◆ **Given problem**:
Repeat the data word for word. Do not include the pictures.

◆ **Record extracts**:
-=-=-=-=-

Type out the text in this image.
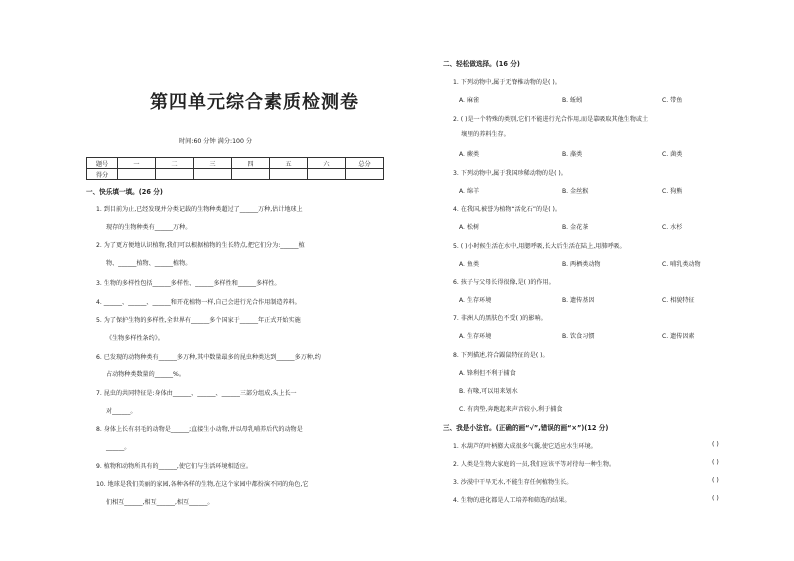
第四单元综合素质检测卷
时间:60 分钟 满分:100 分
题号	一	二	三	四	五	六	总分
得分							
一、快乐填一填。(26 分)
1. 到目前为止,已经发现并分类记载的生物种类超过了______万种,估计地球上
现存的生物种类有______万种。
2. 为了更方便地认识植物,我们可以根据植物的生长特点,把它们分为:______植
物、______植物、______植物。
3. 生物的多样性包括______多样性、______多样性和______多样性。
4. ______、______、______和开花植物一样,自己会进行光合作用制造养料。
5. 为了保护生物的多样性,全世界有______多个国家于______年正式开始实施
《生物多样性条约》。
6. 已发现的动物种类有______多万种,其中数量最多的昆虫种类达到______多万种,约
占动物种类数量的______%。
7. 昆虫的共同特征是:身体由______、______、______三部分组成,头上长一
对______。
8. 身体上长有羽毛的动物是______;直接生小动物,并以母乳哺养后代的动物是
______。
9. 植物和动物所具有的______,使它们与生活环境相适应。
10. 地球是我们美丽的家园,各种各样的生物,在这个家园中都扮演不同的角色,它
们相互______,相互______,相互______。
二、轻松做选择。(16 分)
1. 下列动物中,属于无脊椎动物的是( )。
A. 麻雀	B. 蚯蚓	C. 带鱼
2. ( )是一个特殊的类别,它们不能进行光合作用,而是靠吸取其他生物或土
壤里的养料生存。
A. 蕨类	B. 藻类	C. 菌类
3. 下列动物中,属于我国珍稀动物的是( )。
A. 绵羊	B. 金丝猴	C. 狗熊
4. 在我国,被誉为植物“活化石”的是( )。
A. 松树	B. 金花茶	C. 水杉
5. ( )小时候生活在水中,用腮呼吸,长大后生活在陆上,用肺呼吸。
A. 鱼类	B. 两栖类动物	C. 哺乳类动物
6. 孩子与父母长得很像,是( )的作用。
A. 生存环境	B. 遗传基因	C. 相貌特征
7. 非洲人的黑肤色不受( )的影响。
A. 生存环境	B. 饮食习惯	C. 遗传因素
8. 下列描述,符合鼹鼠特征的是( )。
A. 锋利但不利于捕食
B. 有喙,可以用来划水
C. 有肉垫,奔跑起来声音较小,利于捕食
三、我是小法官。(正确的画“√”,错误的画“×”)(12 分)
1. 水葫芦的叶柄膨大成很多气囊,使它适应水生环境。	( )
2. 人类是生物大家庭的一员,我们应该平等对待每一种生物。	( )
3. 沙漠中干旱无水,不能生存任何植物生长。	( )
4. 生物的进化都是人工培养和筛选的结果。	( )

-=-=-=-=-

◆ **Exercise output**:
Type out the text in this image.
第四单元综合素质检测卷
时间:60 分钟 满分:100 分
题号	一	二	三	四	五	六	总分
得分							
一、快乐填一填。(26 分)
1. 到目前为止,已经发现并分类记载的生物种类超过了______万种,估计地球上
现存的生物种类有______万种。
2. 为了更方便地认识植物,我们可以根据植物的生长特点,把它们分为:______植
物、______植物、______植物。
3. 生物的多样性包括______多样性、______多样性和______多样性。
4. ______、______、______和开花植物一样,自己会进行光合作用制造养料。
5. 为了保护生物的多样性,全世界有______多个国家于______年正式开始实施
《生物多样性条约》。
6. 已发现的动物种类有______多万种,其中数量最多的昆虫种类达到______多万种,约
占动物种类数量的______%。
7. 昆虫的共同特征是:身体由______、______、______三部分组成,头上长一
对______。
8. 身体上长有羽毛的动物是______;直接生小动物,并以母乳哺养后代的动物是
______。
9. 植物和动物所具有的______,使它们与生活环境相适应。
10. 地球是我们美丽的家园,各种各样的生物,在这个家园中都扮演不同的角色,它
们相互______,相互______,相互______。
二、轻松做选择。(16 分)
1. 下列动物中,属于无脊椎动物的是( )。
A. 麻雀	B. 蚯蚓	C. 带鱼
2. ( )是一个特殊的类别,它们不能进行光合作用,而是靠吸取其他生物或土
壤里的养料生存。
A. 蕨类	B. 藻类	C. 菌类
3. 下列动物中,属于我国珍稀动物的是( )。
A. 绵羊	B. 金丝猴	C. 狗熊
4. 在我国,被誉为植物“活化石”的是( )。
A. 松树	B. 金花茶	C. 水杉
5. ( )小时候生活在水中,用腮呼吸,长大后生活在陆上,用肺呼吸。
A. 鱼类	B. 两栖类动物	C. 哺乳类动物
6. 孩子与父母长得很像,是( )的作用。
A. 生存环境	B. 遗传基因	C. 相貌特征
7. 非洲人的黑肤色不受( )的影响。
A. 生存环境	B. 饮食习惯	C. 遗传因素
8. 下列描述,符合鼹鼠特征的是( )。
A. 锋利但不利于捕食
B. 有喙,可以用来划水
C. 有肉垫,奔跑起来声音较小,利于捕食
三、我是小法官。(正确的画“√”,错误的画“×”)(12 分)
1. 水葫芦的叶柄膨大成很多气囊,使它适应水生环境。	( )
2. 人类是生物大家庭的一员,我们应该平等对待每一种生物。	( )
3. 沙漠中干旱无水,不能生存任何植物生长。	( )
4. 生物的进化都是人工培养和筛选的结果。	( )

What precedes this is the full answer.